_DOCUMENT EXCERPT_.
What is the EPA Lead Renovator Rule (RRP)?
As of April 22, 2011, a new federal law requires that contractors working in residential buildings or “child occupied facilities” built before 1978, are to be certified and trained in lead-safe work practices. To become certified, contractors and renovators need to attend an eight hour training session given by an EPA Accredited Trainer Provider for the Lead Renovation, Repair and Painting Rule (RRP Rule).
In the training session, the participants learn
- The content of the regulation;
- About lead paint hazards, that children are at the greatest risk;
- Where lead paint is most likely to be found;
- How to work “Lead-Safe” – how to contain and minimize any lead dust created during the work;
- How keep yourself safe;
- What to do with lead paint wastes;
- And how to document that you have worked lead-safe
Has the EPA Lead Renovator Rule changed much since April of 2010?

_DESCRIPTION OF THE TASK_.
Please copy the EPA rule page starting with "In the training" and going on through "April of 2010?", substituting "lead-based paint" for each "lead paint". Answers should rest on the EPA rule page alone.

_DATA SECTION_.

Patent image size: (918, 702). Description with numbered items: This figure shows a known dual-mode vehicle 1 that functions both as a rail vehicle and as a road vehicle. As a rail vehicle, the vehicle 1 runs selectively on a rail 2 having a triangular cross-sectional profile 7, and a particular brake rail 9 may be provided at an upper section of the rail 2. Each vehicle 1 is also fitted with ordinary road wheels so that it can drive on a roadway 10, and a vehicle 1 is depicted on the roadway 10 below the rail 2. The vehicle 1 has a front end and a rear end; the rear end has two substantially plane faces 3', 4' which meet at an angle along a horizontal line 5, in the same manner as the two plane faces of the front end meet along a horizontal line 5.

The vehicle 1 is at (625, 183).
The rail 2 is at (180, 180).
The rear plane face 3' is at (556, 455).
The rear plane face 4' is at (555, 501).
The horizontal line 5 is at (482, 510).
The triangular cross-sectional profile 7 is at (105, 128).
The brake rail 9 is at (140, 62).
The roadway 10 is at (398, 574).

_WRITTEN ANSWER_.
In the training session, the participants learn
- The content of the regulation;
- About lead-based paint hazards, that children are at the greatest risk;
- Where lead-based paint is most likely to be found;
- How to work “Lead-Safe” – how to contain and minimize any lead dust created during the work;
- How keep yourself safe;
- What to do with lead-based paint wastes;
- And how to document that you have worked lead-safe
Has the EPA Lead Renovator Rule changed much since April of 2010?